[BEGIN INPUT MATERIAL]

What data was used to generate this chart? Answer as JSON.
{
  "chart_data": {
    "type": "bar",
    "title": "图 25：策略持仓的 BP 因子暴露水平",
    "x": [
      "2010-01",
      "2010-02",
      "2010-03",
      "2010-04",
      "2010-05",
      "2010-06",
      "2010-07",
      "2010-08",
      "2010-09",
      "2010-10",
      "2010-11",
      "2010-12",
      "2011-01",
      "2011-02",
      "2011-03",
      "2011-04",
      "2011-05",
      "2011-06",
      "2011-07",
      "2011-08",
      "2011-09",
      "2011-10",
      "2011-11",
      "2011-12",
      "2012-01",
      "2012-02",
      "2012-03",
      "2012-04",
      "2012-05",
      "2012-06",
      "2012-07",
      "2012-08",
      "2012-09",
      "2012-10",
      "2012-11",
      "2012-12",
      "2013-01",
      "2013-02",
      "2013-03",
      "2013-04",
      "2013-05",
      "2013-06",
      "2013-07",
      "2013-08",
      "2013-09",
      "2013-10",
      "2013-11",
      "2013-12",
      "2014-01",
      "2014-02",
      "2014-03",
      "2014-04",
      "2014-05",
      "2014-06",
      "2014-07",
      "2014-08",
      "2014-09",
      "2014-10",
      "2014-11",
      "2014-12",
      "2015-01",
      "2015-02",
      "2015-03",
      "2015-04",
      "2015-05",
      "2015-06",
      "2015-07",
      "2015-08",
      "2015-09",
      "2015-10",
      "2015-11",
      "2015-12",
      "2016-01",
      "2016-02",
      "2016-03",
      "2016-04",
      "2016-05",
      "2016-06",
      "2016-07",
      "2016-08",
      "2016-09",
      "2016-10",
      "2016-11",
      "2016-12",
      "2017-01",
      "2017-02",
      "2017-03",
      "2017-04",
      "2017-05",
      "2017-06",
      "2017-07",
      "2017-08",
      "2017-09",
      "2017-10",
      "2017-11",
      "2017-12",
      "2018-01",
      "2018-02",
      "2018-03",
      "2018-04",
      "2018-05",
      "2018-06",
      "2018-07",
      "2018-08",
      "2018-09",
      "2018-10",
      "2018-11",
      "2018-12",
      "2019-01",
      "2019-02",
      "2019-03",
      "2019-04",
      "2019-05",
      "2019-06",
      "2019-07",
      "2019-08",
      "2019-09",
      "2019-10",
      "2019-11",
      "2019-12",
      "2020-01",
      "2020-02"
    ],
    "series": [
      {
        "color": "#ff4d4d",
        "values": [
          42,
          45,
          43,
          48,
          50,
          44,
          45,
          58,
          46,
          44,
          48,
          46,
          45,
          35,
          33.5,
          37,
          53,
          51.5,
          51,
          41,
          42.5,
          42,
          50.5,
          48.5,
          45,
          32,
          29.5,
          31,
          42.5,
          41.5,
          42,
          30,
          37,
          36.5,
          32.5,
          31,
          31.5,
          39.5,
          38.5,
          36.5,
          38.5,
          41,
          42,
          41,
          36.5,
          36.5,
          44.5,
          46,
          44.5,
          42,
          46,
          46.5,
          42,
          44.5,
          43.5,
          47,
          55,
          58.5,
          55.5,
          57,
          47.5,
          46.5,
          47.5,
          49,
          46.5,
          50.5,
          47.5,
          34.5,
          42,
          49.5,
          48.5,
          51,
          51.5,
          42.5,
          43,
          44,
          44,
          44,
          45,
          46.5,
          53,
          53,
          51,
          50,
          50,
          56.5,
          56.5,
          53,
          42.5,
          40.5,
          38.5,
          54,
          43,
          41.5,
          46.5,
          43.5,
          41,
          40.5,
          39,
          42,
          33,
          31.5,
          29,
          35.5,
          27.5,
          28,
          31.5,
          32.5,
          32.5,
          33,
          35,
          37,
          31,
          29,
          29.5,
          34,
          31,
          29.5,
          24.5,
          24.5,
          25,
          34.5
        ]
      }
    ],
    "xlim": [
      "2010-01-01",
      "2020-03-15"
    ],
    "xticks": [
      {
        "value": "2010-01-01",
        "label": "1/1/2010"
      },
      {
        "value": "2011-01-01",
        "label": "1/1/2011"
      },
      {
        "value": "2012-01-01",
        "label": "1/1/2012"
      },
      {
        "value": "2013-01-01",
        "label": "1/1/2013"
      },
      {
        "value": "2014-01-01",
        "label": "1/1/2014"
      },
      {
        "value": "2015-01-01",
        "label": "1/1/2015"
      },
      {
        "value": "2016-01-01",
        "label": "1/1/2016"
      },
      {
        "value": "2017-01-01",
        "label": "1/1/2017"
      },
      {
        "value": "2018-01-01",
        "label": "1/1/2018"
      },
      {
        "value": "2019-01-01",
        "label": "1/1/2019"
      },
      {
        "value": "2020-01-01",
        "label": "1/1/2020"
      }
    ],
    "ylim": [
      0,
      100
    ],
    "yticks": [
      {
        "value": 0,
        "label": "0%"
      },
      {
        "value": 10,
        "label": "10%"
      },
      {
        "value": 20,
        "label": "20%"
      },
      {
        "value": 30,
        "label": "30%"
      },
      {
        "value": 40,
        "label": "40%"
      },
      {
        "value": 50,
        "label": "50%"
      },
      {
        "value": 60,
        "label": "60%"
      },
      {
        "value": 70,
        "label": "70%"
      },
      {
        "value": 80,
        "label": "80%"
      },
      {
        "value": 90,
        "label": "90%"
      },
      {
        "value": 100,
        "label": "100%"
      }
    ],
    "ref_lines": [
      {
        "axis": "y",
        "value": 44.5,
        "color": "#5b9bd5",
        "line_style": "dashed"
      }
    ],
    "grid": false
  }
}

[END INPUT MATERIAL]

■ **DIRECTIVE**:
Repeat each of the entries above precisely as given.

■ **TASK RESULT**:
What data was used to generate this chart? Answer as JSON.
{
  "chart_data": {
    "type": "bar",
    "title": "图 25：策略持仓的 BP 因子暴露水平",
    "x": [
      "2010-01",
      "2010-02",
      "2010-03",
      "2010-04",
      "2010-05",
      "2010-06",
      "2010-07",
      "2010-08",
      "2010-09",
      "2010-10",
      "2010-11",
      "2010-12",
      "2011-01",
      "2011-02",
      "2011-03",
      "2011-04",
      "2011-05",
      "2011-06",
      "2011-07",
      "2011-08",
      "2011-09",
      "2011-10",
      "2011-11",
      "2011-12",
      "2012-01",
      "2012-02",
      "2012-03",
      "2012-04",
      "2012-05",
      "2012-06",
      "2012-07",
      "2012-08",
      "2012-09",
      "2012-10",
      "2012-11",
      "2012-12",
      "2013-01",
      "2013-02",
      "2013-03",
      "2013-04",
      "2013-05",
      "2013-06",
      "2013-07",
      "2013-08",
      "2013-09",
      "2013-10",
      "2013-11",
      "2013-12",
      "2014-01",
      "2014-02",
      "2014-03",
      "2014-04",
      "2014-05",
      "2014-06",
      "2014-07",
      "2014-08",
      "2014-09",
      "2014-10",
      "2014-11",
      "2014-12",
      "2015-01",
      "2015-02",
      "2015-03",
      "2015-04",
      "2015-05",
      "2015-06",
      "2015-07",
      "2015-08",
      "2015-09",
      "2015-10",
      "2015-11",
      "2015-12",
      "2016-01",
      "2016-02",
      "2016-03",
      "2016-04",
      "2016-05",
      "2016-06",
      "2016-07",
      "2016-08",
      "2016-09",
      "2016-10",
      "2016-11",
      "2016-12",
      "2017-01",
      "2017-02",
      "2017-03",
      "2017-04",
      "2017-05",
      "2017-06",
      "2017-07",
      "2017-08",
      "2017-09",
      "2017-10",
      "2017-11",
      "2017-12",
      "2018-01",
      "2018-02",
      "2018-03",
      "2018-04",
      "2018-05",
      "2018-06",
      "2018-07",
      "2018-08",
      "2018-09",
      "2018-10",
      "2018-11",
      "2018-12",
      "2019-01",
      "2019-02",
      "2019-03",
      "2019-04",
      "2019-05",
      "2019-06",
      "2019-07",
      "2019-08",
      "2019-09",
      "2019-10",
      "2019-11",
      "2019-12",
      "2020-01",
      "2020-02"
    ],
    "series": [
      {
        "color": "#ff4d4d",
        "values": [
          42,
          45,
          43,
          48,
          50,
          44,
          45,
          58,
          46,
          44,
          48,
          46,
          45,
          35,
          33.5,
          37,
          53,
          51.5,
          51,
          41,
          42.5,
          42,
          50.5,
          48.5,
          45,
          32,
          29.5,
          31,
          42.5,
          41.5,
          42,
          30,
          37,
          36.5,
          32.5,
          31,
          31.5,
          39.5,
          38.5,
          36.5,
          38.5,
          41,
          42,
          41,
          36.5,
          36.5,
          44.5,
          46,
          44.5,
          42,
          46,
          46.5,
          42,
          44.5,
          43.5,
          47,
          55,
          58.5,
          55.5,
          57,
          47.5,
          46.5,
          47.5,
          49,
          46.5,
          50.5,
          47.5,
          34.5,
          42,
          49.5,
          48.5,
          51,
          51.5,
          42.5,
          43,
          44,
          44,
          44,
          45,
          46.5,
          53,
          53,
          51,
          50,
          50,
          56.5,
          56.5,
          53,
          42.5,
          40.5,
          38.5,
          54,
          43,
          41.5,
          46.5,
          43.5,
          41,
          40.5,
          39,
          42,
          33,
          31.5,
          29,
          35.5,
          27.5,
          28,
          31.5,
          32.5,
          32.5,
          33,
          35,
          37,
          31,
          29,
          29.5,
          34,
          31,
          29.5,
          24.5,
          24.5,
          25,
          34.5
        ]
      }
    ],
    "xlim": [
      "2010-01-01",
      "2020-03-15"
    ],
    "xticks": [
      {
        "value": "2010-01-01",
        "label": "1/1/2010"
      },
      {
        "value": "2011-01-01",
        "label": "1/1/2011"
      },
      {
        "value": "2012-01-01",
        "label": "1/1/2012"
      },
      {
        "value": "2013-01-01",
        "label": "1/1/2013"
      },
      {
        "value": "2014-01-01",
        "label": "1/1/2014"
      },
      {
        "value": "2015-01-01",
        "label": "1/1/2015"
      },
      {
        "value": "2016-01-01",
        "label": "1/1/2016"
      },
      {
        "value": "2017-01-01",
        "label": "1/1/2017"
      },
      {
        "value": "2018-01-01",
        "label": "1/1/2018"
      },
      {
        "value": "2019-01-01",
        "label": "1/1/2019"
      },
      {
        "value": "2020-01-01",
        "label": "1/1/2020"
      }
    ],
    "ylim": [
      0,
      100
    ],
    "yticks": [
      {
        "value": 0,
        "label": "0%"
      },
      {
        "value": 10,
        "label": "10%"
      },
      {
        "value": 20,
        "label": "20%"
      },
      {
        "value": 30,
        "label": "30%"
      },
      {
        "value": 40,
        "label": "40%"
      },
      {
        "value": 50,
        "label": "50%"
      },
      {
        "value": 60,
        "label": "60%"
      },
      {
        "value": 70,
        "label": "70%"
      },
      {
        "value": 80,
        "label": "80%"
      },
      {
        "value": 90,
        "label": "90%"
      },
      {
        "value": 100,
        "label": "100%"
      }
    ],
    "ref_lines": [
      {
        "axis": "y",
        "value": 44.5,
        "color": "#5b9bd5",
        "line_style": "dashed"
      }
    ],
    "grid": false
  }
}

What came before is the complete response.